**Objective**
Restate the data below word for word. Skip any images it contains.
╭─ Material for the task
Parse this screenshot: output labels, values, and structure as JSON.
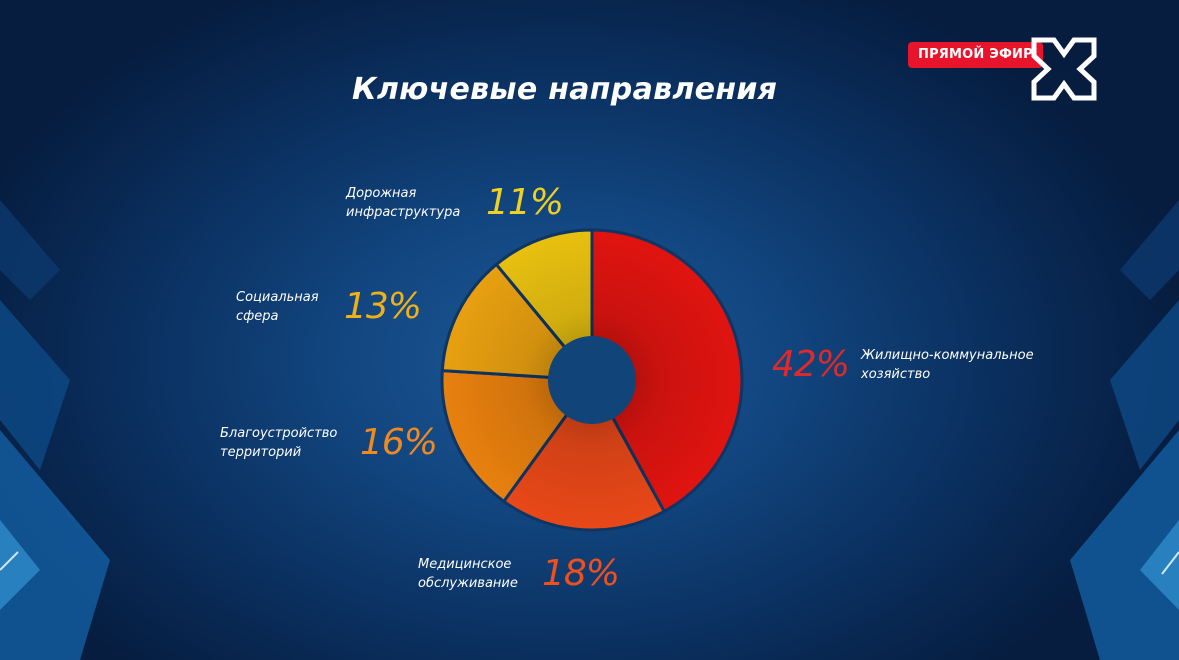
{
  "header": {
    "title": "Ключевые направления",
    "live_badge": "ПРЯМОЙ ЭФИР"
  },
  "chart_data": {
    "type": "pie",
    "title": "Ключевые направления",
    "donut": true,
    "slices": [
      {
        "label": "Жилищно-коммунальное хозяйство",
        "value": 42,
        "value_label": "42%",
        "color": "#e01410"
      },
      {
        "label": "Медицинское обслуживание",
        "value": 18,
        "value_label": "18%",
        "color": "#e84818"
      },
      {
        "label": "Благоустройство территорий",
        "value": 16,
        "value_label": "16%",
        "color": "#e8800e"
      },
      {
        "label": "Социальная сфера",
        "value": 13,
        "value_label": "13%",
        "color": "#e8a010"
      },
      {
        "label": "Дорожная инфраструктура",
        "value": 11,
        "value_label": "11%",
        "color": "#e8c010"
      }
    ]
  },
  "colors": {
    "label_42": "#e02a2a",
    "label_18": "#f0501e",
    "label_16": "#f08a20",
    "label_13": "#f0b018",
    "label_11": "#f0d020"
  }
}
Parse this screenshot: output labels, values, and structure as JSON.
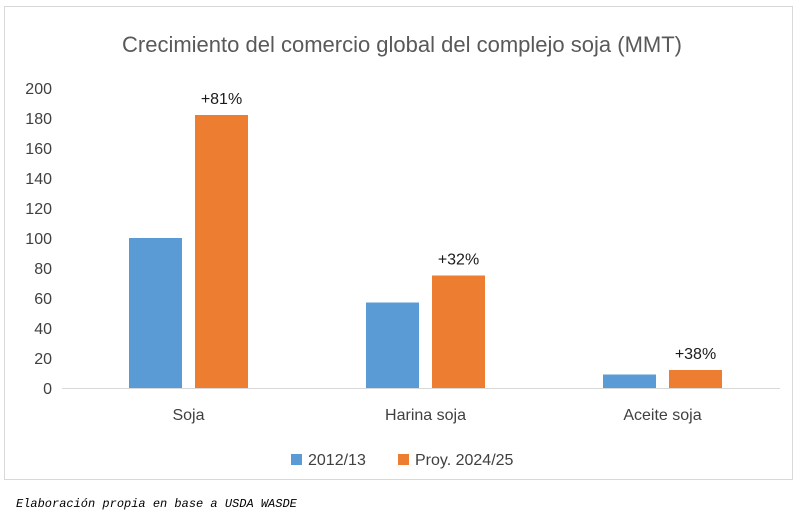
{
  "chart_data": {
    "type": "bar",
    "title": "Crecimiento del comercio global del complejo soja (MMT)",
    "categories": [
      "Soja",
      "Harina soja",
      "Aceite soja"
    ],
    "series": [
      {
        "name": "2012/13",
        "values": [
          100,
          57,
          9
        ],
        "color": "#5b9bd5"
      },
      {
        "name": "Proy. 2024/25",
        "values": [
          182,
          75,
          12
        ],
        "color": "#ed7d31"
      }
    ],
    "data_labels": [
      "+81%",
      "+32%",
      "+38%"
    ],
    "ylim": [
      0,
      200
    ],
    "yticks": [
      0,
      20,
      40,
      60,
      80,
      100,
      120,
      140,
      160,
      180,
      200
    ],
    "grid": false,
    "legend_position": "bottom"
  },
  "source_note": "Elaboración propia en base a USDA WASDE"
}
╰─
**Correct output**
Parse this screenshot: output labels, values, and structure as JSON.
{
  "header": {
    "title": "Ключевые направления",
    "live_badge": "ПРЯМОЙ ЭФИР"
  },
  "chart_data": {
    "type": "pie",
    "title": "Ключевые направления",
    "donut": true,
    "slices": [
      {
        "label": "Жилищно-коммунальное хозяйство",
        "value": 42,
        "value_label": "42%",
        "color": "#e01410"
      },
      {
        "label": "Медицинское обслуживание",
        "value": 18,
        "value_label": "18%",
        "color": "#e84818"
      },
      {
        "label": "Благоустройство территорий",
        "value": 16,
        "value_label": "16%",
        "color": "#e8800e"
      },
      {
        "label": "Социальная сфера",
        "value": 13,
        "value_label": "13%",
        "color": "#e8a010"
      },
      {
        "label": "Дорожная инфраструктура",
        "value": 11,
        "value_label": "11%",
        "color": "#e8c010"
      }
    ]
  },
  "colors": {
    "label_42": "#e02a2a",
    "label_18": "#f0501e",
    "label_16": "#f08a20",
    "label_13": "#f0b018",
    "label_11": "#f0d020"
  }
}
Parse this screenshot: output labels, values, and structure as JSON.
{
  "chart_data": {
    "type": "bar",
    "title": "Crecimiento del comercio global del complejo soja (MMT)",
    "categories": [
      "Soja",
      "Harina soja",
      "Aceite soja"
    ],
    "series": [
      {
        "name": "2012/13",
        "values": [
          100,
          57,
          9
        ],
        "color": "#5b9bd5"
      },
      {
        "name": "Proy. 2024/25",
        "values": [
          182,
          75,
          12
        ],
        "color": "#ed7d31"
      }
    ],
    "data_labels": [
      "+81%",
      "+32%",
      "+38%"
    ],
    "ylim": [
      0,
      200
    ],
    "yticks": [
      0,
      20,
      40,
      60,
      80,
      100,
      120,
      140,
      160,
      180,
      200
    ],
    "grid": false,
    "legend_position": "bottom"
  },
  "source_note": "Elaboración propia en base a USDA WASDE"
}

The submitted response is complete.